*EXERCISE REQUIREMENTS*
Each line containing the word "screenshot" must be collected.

*RECORD EXCERPTS*
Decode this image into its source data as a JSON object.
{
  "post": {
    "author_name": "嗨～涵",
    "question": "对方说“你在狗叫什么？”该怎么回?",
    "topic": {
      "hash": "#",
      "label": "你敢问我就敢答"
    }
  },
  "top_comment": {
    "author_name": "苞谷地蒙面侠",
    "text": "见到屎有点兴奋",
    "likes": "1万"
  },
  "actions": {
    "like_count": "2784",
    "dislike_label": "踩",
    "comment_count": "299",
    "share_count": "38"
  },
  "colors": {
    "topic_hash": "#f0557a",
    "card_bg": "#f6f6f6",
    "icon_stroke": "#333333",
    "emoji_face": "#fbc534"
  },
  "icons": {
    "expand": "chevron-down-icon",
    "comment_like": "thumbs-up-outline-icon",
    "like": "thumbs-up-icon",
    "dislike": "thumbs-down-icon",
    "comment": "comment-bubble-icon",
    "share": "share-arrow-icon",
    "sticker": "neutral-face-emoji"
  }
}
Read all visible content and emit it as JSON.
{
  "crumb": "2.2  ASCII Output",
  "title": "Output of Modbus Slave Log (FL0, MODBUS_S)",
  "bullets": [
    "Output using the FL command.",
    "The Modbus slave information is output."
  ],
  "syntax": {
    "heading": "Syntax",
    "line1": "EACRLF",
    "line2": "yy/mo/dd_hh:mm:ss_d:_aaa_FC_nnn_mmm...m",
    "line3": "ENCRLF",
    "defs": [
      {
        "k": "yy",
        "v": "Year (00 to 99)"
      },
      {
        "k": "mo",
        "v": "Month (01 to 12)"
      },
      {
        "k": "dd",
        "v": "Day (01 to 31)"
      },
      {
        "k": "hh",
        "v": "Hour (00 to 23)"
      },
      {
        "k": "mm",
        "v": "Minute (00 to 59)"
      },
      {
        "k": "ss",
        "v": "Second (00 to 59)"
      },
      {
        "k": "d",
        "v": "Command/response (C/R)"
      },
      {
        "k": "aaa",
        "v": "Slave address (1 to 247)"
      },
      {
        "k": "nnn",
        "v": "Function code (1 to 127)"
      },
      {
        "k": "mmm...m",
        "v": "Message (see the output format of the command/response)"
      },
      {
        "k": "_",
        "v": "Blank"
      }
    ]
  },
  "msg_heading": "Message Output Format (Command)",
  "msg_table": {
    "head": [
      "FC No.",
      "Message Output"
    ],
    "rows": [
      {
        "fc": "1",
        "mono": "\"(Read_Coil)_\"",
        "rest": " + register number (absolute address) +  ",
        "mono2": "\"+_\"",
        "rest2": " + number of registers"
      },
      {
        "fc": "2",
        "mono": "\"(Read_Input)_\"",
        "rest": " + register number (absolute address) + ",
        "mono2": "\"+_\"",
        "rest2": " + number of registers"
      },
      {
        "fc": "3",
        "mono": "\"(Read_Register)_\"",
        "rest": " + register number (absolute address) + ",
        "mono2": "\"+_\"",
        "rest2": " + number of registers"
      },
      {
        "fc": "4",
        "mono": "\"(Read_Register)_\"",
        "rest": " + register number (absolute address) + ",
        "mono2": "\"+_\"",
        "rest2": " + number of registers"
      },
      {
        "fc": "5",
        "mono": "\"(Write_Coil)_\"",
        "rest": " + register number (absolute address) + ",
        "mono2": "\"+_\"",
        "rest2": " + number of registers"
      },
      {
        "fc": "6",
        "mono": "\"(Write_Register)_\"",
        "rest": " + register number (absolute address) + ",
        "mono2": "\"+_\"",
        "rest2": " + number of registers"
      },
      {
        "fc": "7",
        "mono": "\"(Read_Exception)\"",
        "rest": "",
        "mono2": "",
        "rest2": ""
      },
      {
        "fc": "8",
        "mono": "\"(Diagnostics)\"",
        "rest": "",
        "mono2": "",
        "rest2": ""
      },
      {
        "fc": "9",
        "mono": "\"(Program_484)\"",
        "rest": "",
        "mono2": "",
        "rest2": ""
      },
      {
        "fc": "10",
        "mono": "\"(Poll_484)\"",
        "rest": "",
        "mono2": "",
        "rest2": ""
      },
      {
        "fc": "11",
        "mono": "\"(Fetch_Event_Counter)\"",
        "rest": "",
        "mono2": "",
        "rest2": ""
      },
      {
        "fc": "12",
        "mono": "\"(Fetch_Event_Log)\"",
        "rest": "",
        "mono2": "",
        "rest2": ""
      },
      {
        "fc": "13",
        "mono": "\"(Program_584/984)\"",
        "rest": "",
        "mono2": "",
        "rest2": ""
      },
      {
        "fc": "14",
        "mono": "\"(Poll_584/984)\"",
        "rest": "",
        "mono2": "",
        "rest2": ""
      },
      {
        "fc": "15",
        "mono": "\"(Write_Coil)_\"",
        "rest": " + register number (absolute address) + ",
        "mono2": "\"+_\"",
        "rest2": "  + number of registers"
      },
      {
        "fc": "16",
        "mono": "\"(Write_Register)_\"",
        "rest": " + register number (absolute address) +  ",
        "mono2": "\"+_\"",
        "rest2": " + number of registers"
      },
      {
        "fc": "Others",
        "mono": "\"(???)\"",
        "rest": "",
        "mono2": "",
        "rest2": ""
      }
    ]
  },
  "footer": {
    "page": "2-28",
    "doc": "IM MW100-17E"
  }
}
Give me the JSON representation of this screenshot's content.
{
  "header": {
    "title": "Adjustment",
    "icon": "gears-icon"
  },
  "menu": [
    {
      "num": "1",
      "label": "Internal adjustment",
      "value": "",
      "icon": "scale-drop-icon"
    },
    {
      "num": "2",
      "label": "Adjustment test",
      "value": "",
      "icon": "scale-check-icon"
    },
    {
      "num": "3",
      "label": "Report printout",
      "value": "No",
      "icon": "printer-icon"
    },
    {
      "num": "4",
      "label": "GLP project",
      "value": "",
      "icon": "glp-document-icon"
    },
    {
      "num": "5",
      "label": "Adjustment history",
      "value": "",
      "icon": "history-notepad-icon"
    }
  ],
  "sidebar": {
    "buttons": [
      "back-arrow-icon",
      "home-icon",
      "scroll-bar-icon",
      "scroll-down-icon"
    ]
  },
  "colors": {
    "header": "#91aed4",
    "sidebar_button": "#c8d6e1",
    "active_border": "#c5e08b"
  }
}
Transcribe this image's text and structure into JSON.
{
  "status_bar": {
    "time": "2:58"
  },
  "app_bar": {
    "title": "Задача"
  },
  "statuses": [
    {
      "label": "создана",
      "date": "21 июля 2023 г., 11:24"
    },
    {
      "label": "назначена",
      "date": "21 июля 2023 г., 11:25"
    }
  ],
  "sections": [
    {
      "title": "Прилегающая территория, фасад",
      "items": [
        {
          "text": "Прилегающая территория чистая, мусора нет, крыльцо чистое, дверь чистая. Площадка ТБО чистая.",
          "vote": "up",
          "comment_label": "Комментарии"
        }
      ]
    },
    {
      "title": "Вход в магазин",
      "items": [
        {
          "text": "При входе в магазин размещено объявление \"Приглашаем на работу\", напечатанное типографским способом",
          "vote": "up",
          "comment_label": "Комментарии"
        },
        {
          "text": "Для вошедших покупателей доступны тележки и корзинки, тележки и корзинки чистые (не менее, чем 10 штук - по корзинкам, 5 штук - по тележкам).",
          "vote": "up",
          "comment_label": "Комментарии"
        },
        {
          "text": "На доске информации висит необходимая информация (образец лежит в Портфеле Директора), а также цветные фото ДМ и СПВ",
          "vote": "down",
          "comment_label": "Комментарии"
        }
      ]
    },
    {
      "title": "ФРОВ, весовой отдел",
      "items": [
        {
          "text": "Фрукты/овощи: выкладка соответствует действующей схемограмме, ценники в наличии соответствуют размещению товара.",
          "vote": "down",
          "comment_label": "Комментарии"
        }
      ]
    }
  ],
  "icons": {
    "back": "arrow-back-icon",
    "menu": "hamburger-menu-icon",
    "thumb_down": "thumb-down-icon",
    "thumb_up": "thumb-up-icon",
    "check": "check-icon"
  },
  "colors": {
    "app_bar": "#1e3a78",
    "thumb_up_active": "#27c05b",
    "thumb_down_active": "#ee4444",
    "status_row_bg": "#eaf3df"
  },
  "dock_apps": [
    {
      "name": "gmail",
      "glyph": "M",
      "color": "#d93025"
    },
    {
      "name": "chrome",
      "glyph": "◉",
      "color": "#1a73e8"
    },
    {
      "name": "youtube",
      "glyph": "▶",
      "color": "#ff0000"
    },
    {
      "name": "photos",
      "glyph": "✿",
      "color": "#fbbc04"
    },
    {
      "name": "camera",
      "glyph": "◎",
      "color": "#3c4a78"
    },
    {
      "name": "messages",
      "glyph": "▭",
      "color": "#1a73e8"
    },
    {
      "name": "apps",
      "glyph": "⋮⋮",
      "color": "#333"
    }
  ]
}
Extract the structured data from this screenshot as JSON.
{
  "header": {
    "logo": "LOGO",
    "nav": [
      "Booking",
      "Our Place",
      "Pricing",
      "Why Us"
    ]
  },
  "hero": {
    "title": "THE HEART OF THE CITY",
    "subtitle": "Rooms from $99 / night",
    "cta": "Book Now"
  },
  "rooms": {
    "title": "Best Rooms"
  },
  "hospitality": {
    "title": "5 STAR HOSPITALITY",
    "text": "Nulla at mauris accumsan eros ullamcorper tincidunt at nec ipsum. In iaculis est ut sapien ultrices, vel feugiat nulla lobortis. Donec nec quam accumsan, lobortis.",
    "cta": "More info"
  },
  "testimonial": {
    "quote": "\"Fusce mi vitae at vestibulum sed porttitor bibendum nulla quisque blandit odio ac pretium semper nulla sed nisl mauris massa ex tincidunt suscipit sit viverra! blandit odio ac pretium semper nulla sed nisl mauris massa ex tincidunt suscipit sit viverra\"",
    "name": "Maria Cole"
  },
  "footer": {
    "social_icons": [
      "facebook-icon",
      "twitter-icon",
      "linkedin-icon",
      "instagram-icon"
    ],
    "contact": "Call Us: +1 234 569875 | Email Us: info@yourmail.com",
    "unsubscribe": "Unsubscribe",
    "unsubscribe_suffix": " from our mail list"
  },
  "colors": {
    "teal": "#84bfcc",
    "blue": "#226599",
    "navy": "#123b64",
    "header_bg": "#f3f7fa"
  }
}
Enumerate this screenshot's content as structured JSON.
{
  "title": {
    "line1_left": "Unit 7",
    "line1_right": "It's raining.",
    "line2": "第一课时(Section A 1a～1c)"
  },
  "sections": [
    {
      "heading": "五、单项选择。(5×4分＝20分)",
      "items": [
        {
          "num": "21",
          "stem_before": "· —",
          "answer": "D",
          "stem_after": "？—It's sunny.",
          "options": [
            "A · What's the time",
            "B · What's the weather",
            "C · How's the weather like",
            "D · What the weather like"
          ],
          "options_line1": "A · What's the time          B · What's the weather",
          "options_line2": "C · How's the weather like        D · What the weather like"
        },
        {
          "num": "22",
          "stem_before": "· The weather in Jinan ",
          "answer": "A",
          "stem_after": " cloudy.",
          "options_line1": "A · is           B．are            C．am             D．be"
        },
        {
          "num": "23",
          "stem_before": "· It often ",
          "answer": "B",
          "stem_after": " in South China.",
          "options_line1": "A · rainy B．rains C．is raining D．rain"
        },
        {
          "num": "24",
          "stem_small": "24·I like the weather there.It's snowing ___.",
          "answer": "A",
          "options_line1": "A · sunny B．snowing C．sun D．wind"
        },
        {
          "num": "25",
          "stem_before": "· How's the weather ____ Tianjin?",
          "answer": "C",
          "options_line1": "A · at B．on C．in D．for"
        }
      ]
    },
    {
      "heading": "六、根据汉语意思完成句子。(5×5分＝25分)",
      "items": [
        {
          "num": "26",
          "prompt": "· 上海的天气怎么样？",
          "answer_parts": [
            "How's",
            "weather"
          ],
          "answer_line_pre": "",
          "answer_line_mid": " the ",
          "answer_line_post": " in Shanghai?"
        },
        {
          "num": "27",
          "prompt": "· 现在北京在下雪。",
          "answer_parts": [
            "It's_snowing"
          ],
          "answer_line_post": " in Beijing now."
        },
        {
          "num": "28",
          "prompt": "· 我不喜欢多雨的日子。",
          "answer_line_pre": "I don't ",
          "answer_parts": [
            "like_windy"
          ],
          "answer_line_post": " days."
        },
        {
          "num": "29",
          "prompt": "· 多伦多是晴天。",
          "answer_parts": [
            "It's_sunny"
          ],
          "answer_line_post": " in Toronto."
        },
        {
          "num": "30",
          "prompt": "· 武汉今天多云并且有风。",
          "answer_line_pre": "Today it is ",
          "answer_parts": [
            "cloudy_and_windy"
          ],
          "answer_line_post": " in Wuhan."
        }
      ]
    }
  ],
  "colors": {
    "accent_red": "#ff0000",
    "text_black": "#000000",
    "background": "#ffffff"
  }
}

*SOLUTION*
Give me the JSON representation of this screenshot's content.
Extract the structured data from this screenshot as JSON.
Enumerate this screenshot's content as structured JSON.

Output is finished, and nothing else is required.